[Task goal]: Extract the records below word for word and ignore the images.

[Task material]:
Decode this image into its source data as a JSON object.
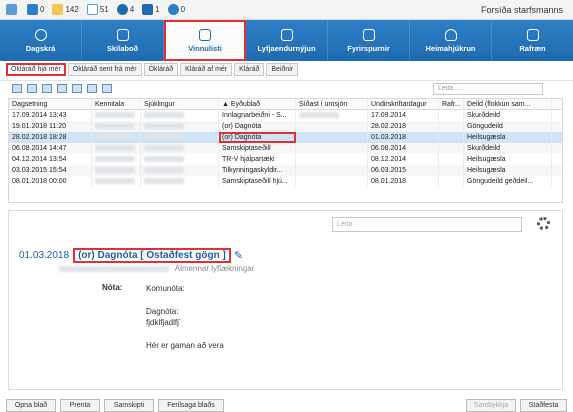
{
  "topbar": {
    "items": [
      {
        "icon": "calendar-icon",
        "value": ""
      },
      {
        "icon": "chart-icon",
        "value": "0"
      },
      {
        "icon": "document-icon",
        "value": "142"
      },
      {
        "icon": "mail-icon",
        "value": "51"
      },
      {
        "icon": "info-icon",
        "value": "4"
      },
      {
        "icon": "prescription-icon",
        "value": "1"
      },
      {
        "icon": "person-icon",
        "value": "0"
      }
    ],
    "user_role": "Forsíða starfsmanns"
  },
  "nav": {
    "items": [
      {
        "label": "Dagskrá",
        "icon": "clock-icon"
      },
      {
        "label": "Skilaboð",
        "icon": "envelope-icon"
      },
      {
        "label": "Vinnulisti",
        "icon": "clipboard-icon"
      },
      {
        "label": "Lyfjaendurnýjun",
        "icon": "pill-icon"
      },
      {
        "label": "Fyrirspurnir",
        "icon": "chat-icon"
      },
      {
        "label": "Heimahjúkrun",
        "icon": "nurse-icon"
      },
      {
        "label": "Rafræn",
        "icon": "device-icon"
      }
    ],
    "active_index": 2
  },
  "subtabs": [
    "Ókláráð hjá mér",
    "Ókláráð sent frá mér",
    "Ókláráð",
    "Kláráð af mér",
    "Kláráð",
    "Beiðnir"
  ],
  "toolbar": {
    "search_placeholder": "Leita ..."
  },
  "table": {
    "headers": [
      "Dagsetning",
      "Kennitala",
      "Sjúklingur",
      "Eyðublað",
      "Síðast í umsjón",
      "Undirskriftardagur",
      "Rafr...",
      "Deild (flokkun sam...",
      ""
    ],
    "rows": [
      {
        "date": "17.09.2014 13:43",
        "form": "Innlagnarbeiðni - S...",
        "signed": "17.09.2014",
        "dept": "Skurðdeild"
      },
      {
        "date": "19.01.2018 11:20",
        "form": "(or) Dagnóta",
        "signed": "28.02.2018",
        "dept": "Göngudeild"
      },
      {
        "date": "28.02.2018 18:28",
        "form": "(or) Dagnóta",
        "signed": "01.03.2018",
        "dept": "Heilsugæsla"
      },
      {
        "date": "06.08.2014 14:47",
        "form": "Samskiptaseðill",
        "signed": "06.08.2014",
        "dept": "Skurðdeild"
      },
      {
        "date": "04.12.2014 13:54",
        "form": "TR-V hjálpartæki",
        "signed": "08.12.2014",
        "dept": "Heilsugæsla"
      },
      {
        "date": "03.03.2015 15:54",
        "form": "Tilkynningaskyldir...",
        "signed": "06.03.2015",
        "dept": "Heilsugæsla"
      },
      {
        "date": "08.01.2018 00:00",
        "form": "Samskiptaseðill hjú...",
        "signed": "08.01.2018",
        "dept": "Göngudeild geðdeil..."
      }
    ],
    "selected_index": 2
  },
  "detail": {
    "search_placeholder": "Leita",
    "date": "01.03.2018",
    "title": "(or) Dagnóta [ Óstaðfest gögn ]",
    "subtitle": "Almennar lyflækningar",
    "note_label": "Nóta:",
    "note_lines": [
      "Komunóta:",
      "Dagnóta:",
      "fjdklfjadlfj´",
      "Hér er gaman að vera"
    ]
  },
  "buttons": {
    "open_sheet": "Opna blað",
    "print": "Prenta",
    "message": "Samskipti",
    "history": "Ferilsaga blaðs",
    "approve": "Sambykkja",
    "confirm": "Staðfesta"
  }
}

[The result]:
Decode this image into its source data as a JSON object.
{
  "topbar": {
    "items": [
      {
        "icon": "calendar-icon",
        "value": ""
      },
      {
        "icon": "chart-icon",
        "value": "0"
      },
      {
        "icon": "document-icon",
        "value": "142"
      },
      {
        "icon": "mail-icon",
        "value": "51"
      },
      {
        "icon": "info-icon",
        "value": "4"
      },
      {
        "icon": "prescription-icon",
        "value": "1"
      },
      {
        "icon": "person-icon",
        "value": "0"
      }
    ],
    "user_role": "Forsíða starfsmanns"
  },
  "nav": {
    "items": [
      {
        "label": "Dagskrá",
        "icon": "clock-icon"
      },
      {
        "label": "Skilaboð",
        "icon": "envelope-icon"
      },
      {
        "label": "Vinnulisti",
        "icon": "clipboard-icon"
      },
      {
        "label": "Lyfjaendurnýjun",
        "icon": "pill-icon"
      },
      {
        "label": "Fyrirspurnir",
        "icon": "chat-icon"
      },
      {
        "label": "Heimahjúkrun",
        "icon": "nurse-icon"
      },
      {
        "label": "Rafræn",
        "icon": "device-icon"
      }
    ],
    "active_index": 2
  },
  "subtabs": [
    "Ókláráð hjá mér",
    "Ókláráð sent frá mér",
    "Ókláráð",
    "Kláráð af mér",
    "Kláráð",
    "Beiðnir"
  ],
  "toolbar": {
    "search_placeholder": "Leita ..."
  },
  "table": {
    "headers": [
      "Dagsetning",
      "Kennitala",
      "Sjúklingur",
      "Eyðublað",
      "Síðast í umsjón",
      "Undirskriftardagur",
      "Rafr...",
      "Deild (flokkun sam...",
      ""
    ],
    "rows": [
      {
        "date": "17.09.2014 13:43",
        "form": "Innlagnarbeiðni - S...",
        "signed": "17.09.2014",
        "dept": "Skurðdeild"
      },
      {
        "date": "19.01.2018 11:20",
        "form": "(or) Dagnóta",
        "signed": "28.02.2018",
        "dept": "Göngudeild"
      },
      {
        "date": "28.02.2018 18:28",
        "form": "(or) Dagnóta",
        "signed": "01.03.2018",
        "dept": "Heilsugæsla"
      },
      {
        "date": "06.08.2014 14:47",
        "form": "Samskiptaseðill",
        "signed": "06.08.2014",
        "dept": "Skurðdeild"
      },
      {
        "date": "04.12.2014 13:54",
        "form": "TR-V hjálpartæki",
        "signed": "08.12.2014",
        "dept": "Heilsugæsla"
      },
      {
        "date": "03.03.2015 15:54",
        "form": "Tilkynningaskyldir...",
        "signed": "06.03.2015",
        "dept": "Heilsugæsla"
      },
      {
        "date": "08.01.2018 00:00",
        "form": "Samskiptaseðill hjú...",
        "signed": "08.01.2018",
        "dept": "Göngudeild geðdeil..."
      }
    ],
    "selected_index": 2
  },
  "detail": {
    "search_placeholder": "Leita",
    "date": "01.03.2018",
    "title": "(or) Dagnóta [ Óstaðfest gögn ]",
    "subtitle": "Almennar lyflækningar",
    "note_label": "Nóta:",
    "note_lines": [
      "Komunóta:",
      "Dagnóta:",
      "fjdklfjadlfj´",
      "Hér er gaman að vera"
    ]
  },
  "buttons": {
    "open_sheet": "Opna blað",
    "print": "Prenta",
    "message": "Samskipti",
    "history": "Ferilsaga blaðs",
    "approve": "Sambykkja",
    "confirm": "Staðfesta"
  }
}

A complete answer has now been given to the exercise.